* begin Material provided *

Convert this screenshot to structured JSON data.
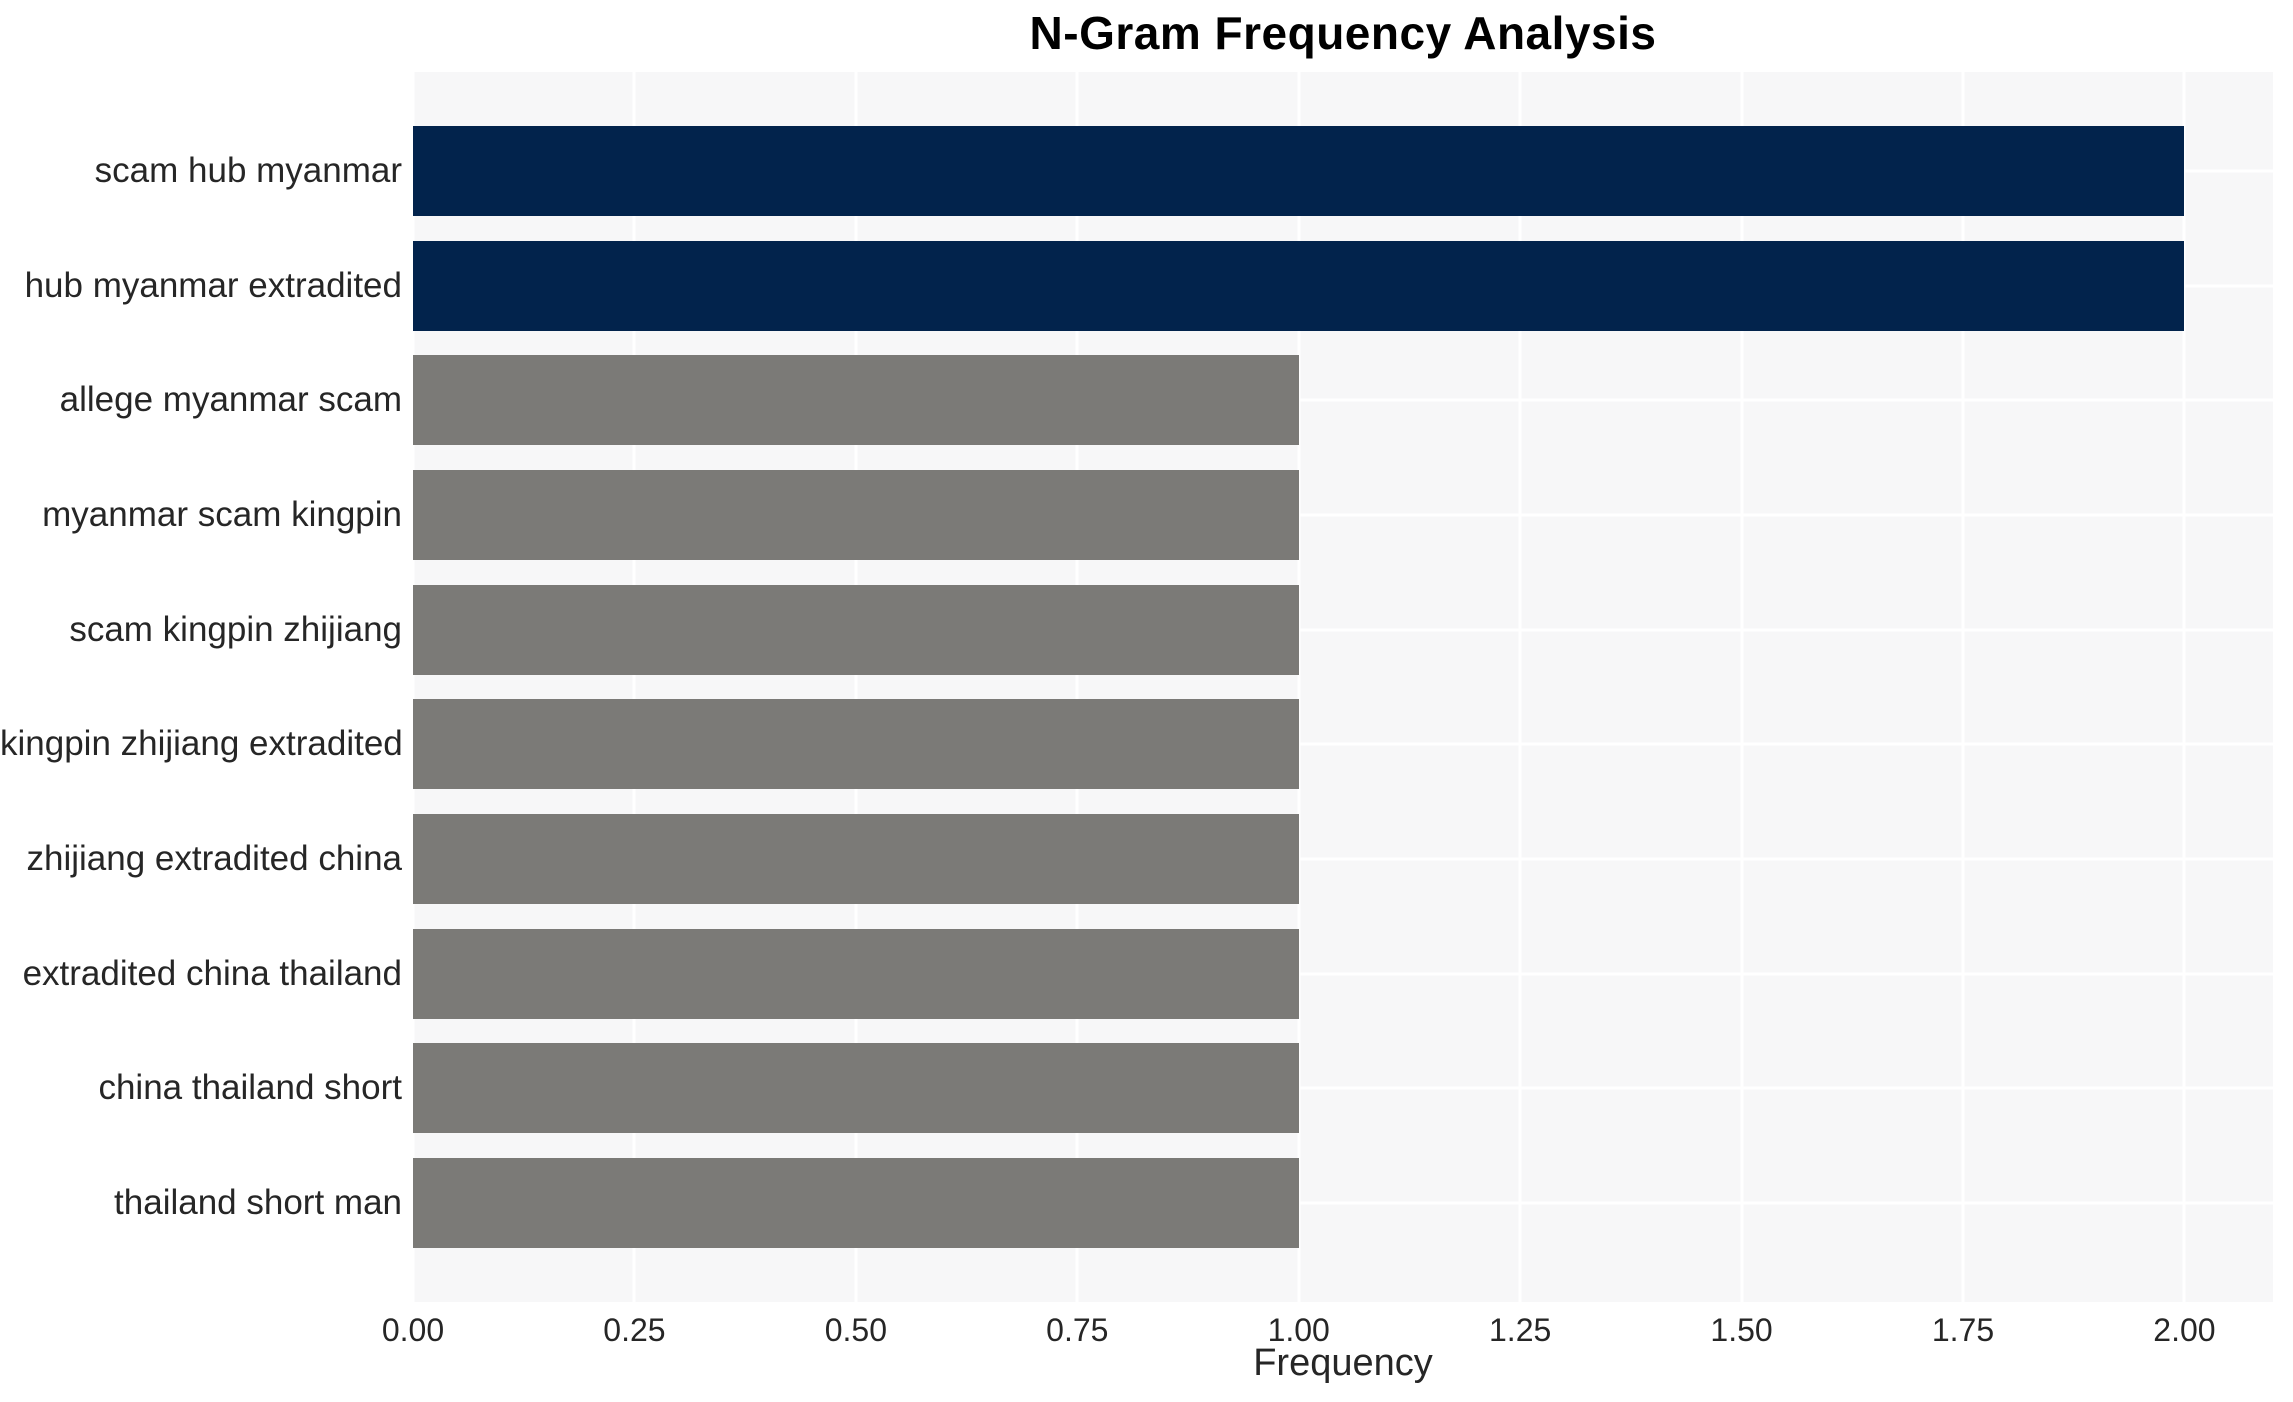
{
  "chart_data": {
    "type": "bar",
    "orientation": "horizontal",
    "title": "N-Gram Frequency Analysis",
    "xlabel": "Frequency",
    "ylabel": "",
    "categories": [
      "scam hub myanmar",
      "hub myanmar extradited",
      "allege myanmar scam",
      "myanmar scam kingpin",
      "scam kingpin zhijiang",
      "kingpin zhijiang extradited",
      "zhijiang extradited china",
      "extradited china thailand",
      "china thailand short",
      "thailand short man"
    ],
    "values": [
      2.0,
      2.0,
      1.0,
      1.0,
      1.0,
      1.0,
      1.0,
      1.0,
      1.0,
      1.0
    ],
    "bar_colors": [
      "#02234c",
      "#02234c",
      "#7b7a77",
      "#7b7a77",
      "#7b7a77",
      "#7b7a77",
      "#7b7a77",
      "#7b7a77",
      "#7b7a77",
      "#7b7a77"
    ],
    "xticks": [
      0.0,
      0.25,
      0.5,
      0.75,
      1.0,
      1.25,
      1.5,
      1.75,
      2.0
    ],
    "xtick_labels": [
      "0.00",
      "0.25",
      "0.50",
      "0.75",
      "1.00",
      "1.25",
      "1.50",
      "1.75",
      "2.00"
    ],
    "xlim": [
      0,
      2.1
    ],
    "grid": true,
    "legend": false,
    "colors": {
      "highlight_bar": "#02234c",
      "default_bar": "#7b7a77",
      "plot_background": "#f7f7f8",
      "gridline": "#ffffff",
      "text": "#262626",
      "title_text": "#000000"
    }
  }
}
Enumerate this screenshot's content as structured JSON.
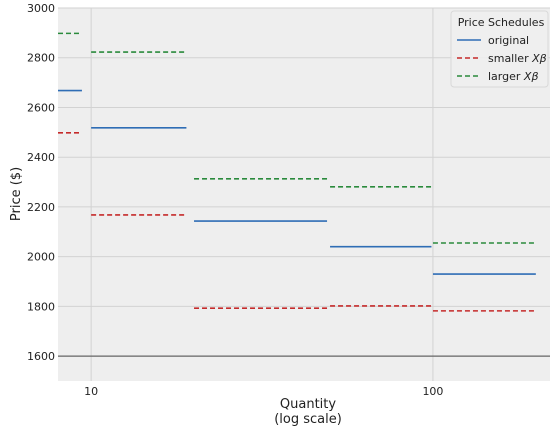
{
  "chart_data": {
    "type": "line",
    "xlabel_line1": "Quantity",
    "xlabel_line2": "(log scale)",
    "ylabel": "Price ($)",
    "xscale": "log",
    "xlim": [
      8,
      220
    ],
    "ylim": [
      1500,
      3000
    ],
    "x_ticks": [
      10,
      100
    ],
    "x_tick_labels": [
      "10",
      "100"
    ],
    "y_ticks": [
      1600,
      1800,
      2000,
      2200,
      2400,
      2600,
      2800,
      3000
    ],
    "y_tick_labels": [
      "1600",
      "1800",
      "2000",
      "2200",
      "2400",
      "2600",
      "2800",
      "3000"
    ],
    "grid": true,
    "reference_line_y": 1600,
    "legend": {
      "title": "Price Schedules",
      "placement": "top-right",
      "entries": [
        {
          "label_pre": "original",
          "label_math": ""
        },
        {
          "label_pre": "smaller ",
          "label_math": "Xβ"
        },
        {
          "label_pre": "larger ",
          "label_math": "Xβ"
        }
      ]
    },
    "series": [
      {
        "name": "original",
        "color": "#2f6db5",
        "dash": "solid",
        "segments": [
          {
            "x0": 8,
            "x1": 9.4,
            "y": 2668
          },
          {
            "x0": 10,
            "x1": 19,
            "y": 2518
          },
          {
            "x0": 20,
            "x1": 49,
            "y": 2143
          },
          {
            "x0": 50,
            "x1": 99,
            "y": 2040
          },
          {
            "x0": 100,
            "x1": 200,
            "y": 1930
          }
        ]
      },
      {
        "name": "smaller Xβ",
        "color": "#c52a2a",
        "dash": "dashed",
        "segments": [
          {
            "x0": 8,
            "x1": 9.4,
            "y": 2498
          },
          {
            "x0": 10,
            "x1": 19,
            "y": 2168
          },
          {
            "x0": 20,
            "x1": 49,
            "y": 1793
          },
          {
            "x0": 50,
            "x1": 99,
            "y": 1802
          },
          {
            "x0": 100,
            "x1": 200,
            "y": 1782
          }
        ]
      },
      {
        "name": "larger Xβ",
        "color": "#2a8a3c",
        "dash": "dashed",
        "segments": [
          {
            "x0": 8,
            "x1": 9.4,
            "y": 2898
          },
          {
            "x0": 10,
            "x1": 19,
            "y": 2823
          },
          {
            "x0": 20,
            "x1": 49,
            "y": 2313
          },
          {
            "x0": 50,
            "x1": 99,
            "y": 2281
          },
          {
            "x0": 100,
            "x1": 200,
            "y": 2055
          }
        ]
      }
    ]
  }
}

* end Material provided *

- _Exercise objective_:
Report how many lines of the listing hold the word "scam", with nothing but the number.

- _Solution to this task_:
4